[YOUR OBJECTIVE] Copy every line of the data that contains the string "AdMSC".

# DATA SHOWN start

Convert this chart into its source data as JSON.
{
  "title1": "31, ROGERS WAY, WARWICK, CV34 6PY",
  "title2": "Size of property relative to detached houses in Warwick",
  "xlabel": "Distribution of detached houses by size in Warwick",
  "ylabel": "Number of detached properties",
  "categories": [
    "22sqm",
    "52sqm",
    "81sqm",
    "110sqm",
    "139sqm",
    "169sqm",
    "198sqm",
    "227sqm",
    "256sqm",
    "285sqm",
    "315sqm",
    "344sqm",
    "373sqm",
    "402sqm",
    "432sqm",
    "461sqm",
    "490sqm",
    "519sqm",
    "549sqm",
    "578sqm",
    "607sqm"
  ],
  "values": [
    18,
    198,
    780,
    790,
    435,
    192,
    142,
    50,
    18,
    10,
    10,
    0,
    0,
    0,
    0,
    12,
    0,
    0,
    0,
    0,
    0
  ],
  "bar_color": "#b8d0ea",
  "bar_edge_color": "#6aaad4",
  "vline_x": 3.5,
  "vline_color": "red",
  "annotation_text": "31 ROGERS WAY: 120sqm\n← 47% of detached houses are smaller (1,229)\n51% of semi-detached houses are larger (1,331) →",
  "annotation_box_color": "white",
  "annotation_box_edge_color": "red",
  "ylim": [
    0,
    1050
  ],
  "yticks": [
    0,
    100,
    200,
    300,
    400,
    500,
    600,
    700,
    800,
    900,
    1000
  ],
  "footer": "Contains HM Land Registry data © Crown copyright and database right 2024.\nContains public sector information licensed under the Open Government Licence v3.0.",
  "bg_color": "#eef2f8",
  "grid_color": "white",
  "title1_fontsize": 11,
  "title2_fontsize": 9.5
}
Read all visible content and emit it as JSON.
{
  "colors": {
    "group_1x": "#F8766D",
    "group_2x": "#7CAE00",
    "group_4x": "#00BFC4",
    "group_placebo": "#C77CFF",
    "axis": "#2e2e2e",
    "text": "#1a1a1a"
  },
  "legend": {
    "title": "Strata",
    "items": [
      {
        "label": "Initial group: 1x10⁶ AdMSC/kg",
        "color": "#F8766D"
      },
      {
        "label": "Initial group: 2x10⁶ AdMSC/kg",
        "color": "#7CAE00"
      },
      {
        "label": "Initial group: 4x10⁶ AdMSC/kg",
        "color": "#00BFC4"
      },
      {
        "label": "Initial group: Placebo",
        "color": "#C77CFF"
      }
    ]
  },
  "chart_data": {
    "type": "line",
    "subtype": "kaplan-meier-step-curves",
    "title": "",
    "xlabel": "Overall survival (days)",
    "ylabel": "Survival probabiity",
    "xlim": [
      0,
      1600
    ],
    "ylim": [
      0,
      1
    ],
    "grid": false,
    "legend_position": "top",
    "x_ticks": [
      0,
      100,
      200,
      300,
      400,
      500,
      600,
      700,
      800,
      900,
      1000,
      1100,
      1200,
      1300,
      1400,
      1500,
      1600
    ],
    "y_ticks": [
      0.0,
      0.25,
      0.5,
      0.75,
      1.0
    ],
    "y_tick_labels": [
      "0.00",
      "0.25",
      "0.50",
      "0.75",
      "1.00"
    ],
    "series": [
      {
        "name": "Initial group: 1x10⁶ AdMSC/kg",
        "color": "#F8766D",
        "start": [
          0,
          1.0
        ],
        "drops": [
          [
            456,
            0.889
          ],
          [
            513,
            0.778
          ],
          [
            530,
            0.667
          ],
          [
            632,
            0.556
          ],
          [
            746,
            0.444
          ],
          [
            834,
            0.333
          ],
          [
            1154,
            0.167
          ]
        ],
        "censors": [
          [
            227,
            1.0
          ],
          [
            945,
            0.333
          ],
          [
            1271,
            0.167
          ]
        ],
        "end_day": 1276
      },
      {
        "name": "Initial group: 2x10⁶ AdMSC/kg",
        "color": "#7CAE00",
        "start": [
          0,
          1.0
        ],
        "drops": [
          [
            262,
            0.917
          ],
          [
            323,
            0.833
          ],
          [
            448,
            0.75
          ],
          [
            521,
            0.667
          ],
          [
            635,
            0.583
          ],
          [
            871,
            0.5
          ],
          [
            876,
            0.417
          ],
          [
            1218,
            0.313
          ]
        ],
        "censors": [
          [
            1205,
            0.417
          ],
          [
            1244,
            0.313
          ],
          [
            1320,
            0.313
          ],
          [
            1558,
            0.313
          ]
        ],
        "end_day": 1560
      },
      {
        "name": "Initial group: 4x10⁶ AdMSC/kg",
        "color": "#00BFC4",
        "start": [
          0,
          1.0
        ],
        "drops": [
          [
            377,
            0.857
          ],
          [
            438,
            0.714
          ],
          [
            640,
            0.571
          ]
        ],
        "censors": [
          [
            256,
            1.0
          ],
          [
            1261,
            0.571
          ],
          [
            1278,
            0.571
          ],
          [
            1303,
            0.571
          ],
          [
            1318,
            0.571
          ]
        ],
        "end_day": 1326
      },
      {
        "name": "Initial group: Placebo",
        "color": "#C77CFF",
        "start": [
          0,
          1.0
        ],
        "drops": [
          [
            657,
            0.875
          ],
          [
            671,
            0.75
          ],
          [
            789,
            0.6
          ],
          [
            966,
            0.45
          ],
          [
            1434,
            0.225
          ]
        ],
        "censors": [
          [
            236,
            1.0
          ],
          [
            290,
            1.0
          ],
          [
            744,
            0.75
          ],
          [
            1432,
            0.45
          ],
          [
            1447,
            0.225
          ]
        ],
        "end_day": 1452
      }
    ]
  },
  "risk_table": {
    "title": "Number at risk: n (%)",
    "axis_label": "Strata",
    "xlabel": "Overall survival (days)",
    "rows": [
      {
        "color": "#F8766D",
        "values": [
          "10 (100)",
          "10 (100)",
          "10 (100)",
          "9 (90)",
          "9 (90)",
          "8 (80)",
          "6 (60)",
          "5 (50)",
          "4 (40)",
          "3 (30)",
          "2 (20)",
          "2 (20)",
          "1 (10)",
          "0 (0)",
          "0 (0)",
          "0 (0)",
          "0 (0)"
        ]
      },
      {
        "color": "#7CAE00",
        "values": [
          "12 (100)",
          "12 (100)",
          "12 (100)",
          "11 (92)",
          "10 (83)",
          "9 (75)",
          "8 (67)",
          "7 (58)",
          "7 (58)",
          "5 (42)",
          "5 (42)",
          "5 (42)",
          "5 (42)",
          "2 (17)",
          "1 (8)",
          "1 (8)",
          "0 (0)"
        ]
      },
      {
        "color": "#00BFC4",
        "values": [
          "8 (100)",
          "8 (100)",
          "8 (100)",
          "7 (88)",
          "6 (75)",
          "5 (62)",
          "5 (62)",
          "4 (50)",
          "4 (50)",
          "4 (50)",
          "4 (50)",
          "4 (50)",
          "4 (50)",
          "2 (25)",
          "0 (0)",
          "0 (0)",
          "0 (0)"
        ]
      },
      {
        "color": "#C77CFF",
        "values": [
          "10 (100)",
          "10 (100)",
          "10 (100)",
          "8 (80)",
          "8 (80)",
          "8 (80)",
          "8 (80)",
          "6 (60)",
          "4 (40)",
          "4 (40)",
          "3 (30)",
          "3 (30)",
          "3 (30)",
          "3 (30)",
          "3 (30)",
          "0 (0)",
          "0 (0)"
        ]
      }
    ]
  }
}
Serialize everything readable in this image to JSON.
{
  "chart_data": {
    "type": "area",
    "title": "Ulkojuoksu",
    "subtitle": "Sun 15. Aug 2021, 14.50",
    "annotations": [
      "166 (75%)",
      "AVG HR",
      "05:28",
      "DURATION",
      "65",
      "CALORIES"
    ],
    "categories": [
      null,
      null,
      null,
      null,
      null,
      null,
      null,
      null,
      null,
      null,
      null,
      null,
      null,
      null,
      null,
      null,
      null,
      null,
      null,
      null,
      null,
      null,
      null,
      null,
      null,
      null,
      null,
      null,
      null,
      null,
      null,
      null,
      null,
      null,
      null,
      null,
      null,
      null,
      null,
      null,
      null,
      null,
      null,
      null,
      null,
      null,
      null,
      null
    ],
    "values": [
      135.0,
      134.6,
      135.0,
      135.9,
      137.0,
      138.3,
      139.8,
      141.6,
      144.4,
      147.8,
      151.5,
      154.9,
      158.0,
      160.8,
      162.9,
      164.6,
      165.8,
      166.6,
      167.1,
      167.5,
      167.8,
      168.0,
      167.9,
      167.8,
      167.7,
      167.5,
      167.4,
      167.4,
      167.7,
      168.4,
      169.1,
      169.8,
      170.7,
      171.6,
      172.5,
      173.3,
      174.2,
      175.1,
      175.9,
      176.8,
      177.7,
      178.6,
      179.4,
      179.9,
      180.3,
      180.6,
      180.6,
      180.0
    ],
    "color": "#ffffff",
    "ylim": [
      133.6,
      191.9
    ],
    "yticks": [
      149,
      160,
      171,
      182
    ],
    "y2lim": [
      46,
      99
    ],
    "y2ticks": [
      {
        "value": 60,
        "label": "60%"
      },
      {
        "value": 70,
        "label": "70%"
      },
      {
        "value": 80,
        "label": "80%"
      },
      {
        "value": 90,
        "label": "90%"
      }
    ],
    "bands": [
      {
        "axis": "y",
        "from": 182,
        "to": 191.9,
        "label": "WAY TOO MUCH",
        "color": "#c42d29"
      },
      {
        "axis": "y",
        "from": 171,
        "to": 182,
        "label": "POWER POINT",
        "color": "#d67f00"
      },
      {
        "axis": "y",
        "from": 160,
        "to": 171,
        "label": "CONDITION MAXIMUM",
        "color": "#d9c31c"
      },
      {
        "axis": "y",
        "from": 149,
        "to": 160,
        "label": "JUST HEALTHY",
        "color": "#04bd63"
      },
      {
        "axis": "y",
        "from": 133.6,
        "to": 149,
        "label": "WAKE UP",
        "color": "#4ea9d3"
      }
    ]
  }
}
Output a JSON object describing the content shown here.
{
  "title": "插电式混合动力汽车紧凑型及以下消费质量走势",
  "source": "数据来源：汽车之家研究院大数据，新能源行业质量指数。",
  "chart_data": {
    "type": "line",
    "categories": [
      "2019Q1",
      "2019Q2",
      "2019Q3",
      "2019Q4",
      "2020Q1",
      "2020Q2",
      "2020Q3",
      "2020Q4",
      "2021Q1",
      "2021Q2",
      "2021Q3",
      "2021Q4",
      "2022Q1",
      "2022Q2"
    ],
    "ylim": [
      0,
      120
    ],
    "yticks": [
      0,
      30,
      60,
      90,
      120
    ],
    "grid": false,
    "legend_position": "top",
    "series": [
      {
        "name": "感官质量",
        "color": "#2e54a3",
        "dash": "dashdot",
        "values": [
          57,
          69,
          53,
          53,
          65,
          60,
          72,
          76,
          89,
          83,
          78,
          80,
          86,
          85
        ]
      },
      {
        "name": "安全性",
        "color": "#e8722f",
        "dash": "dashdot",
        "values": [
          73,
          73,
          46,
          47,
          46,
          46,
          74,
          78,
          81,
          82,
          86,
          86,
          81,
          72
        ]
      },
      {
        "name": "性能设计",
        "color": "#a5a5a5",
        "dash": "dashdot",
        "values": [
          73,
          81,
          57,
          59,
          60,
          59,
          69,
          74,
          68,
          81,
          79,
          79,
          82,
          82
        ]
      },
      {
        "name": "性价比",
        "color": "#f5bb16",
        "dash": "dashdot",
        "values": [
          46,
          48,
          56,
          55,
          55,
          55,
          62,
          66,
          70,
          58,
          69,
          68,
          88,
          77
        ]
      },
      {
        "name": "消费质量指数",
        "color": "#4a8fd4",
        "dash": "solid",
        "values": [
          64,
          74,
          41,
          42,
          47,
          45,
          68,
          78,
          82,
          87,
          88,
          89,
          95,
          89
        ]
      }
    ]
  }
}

# DATA SHOWN end

[SOLUTION TO THE EXERCISE]
        "label": "Initial group: 1x10⁶ AdMSC/kg",
        "label": "Initial group: 2x10⁶ AdMSC/kg",
        "label": "Initial group: 4x10⁶ AdMSC/kg",
        "name": "Initial group: 1x10⁶ AdMSC/kg",
        "name": "Initial group: 2x10⁶ AdMSC/kg",
        "name": "Initial group: 4x10⁶ AdMSC/kg",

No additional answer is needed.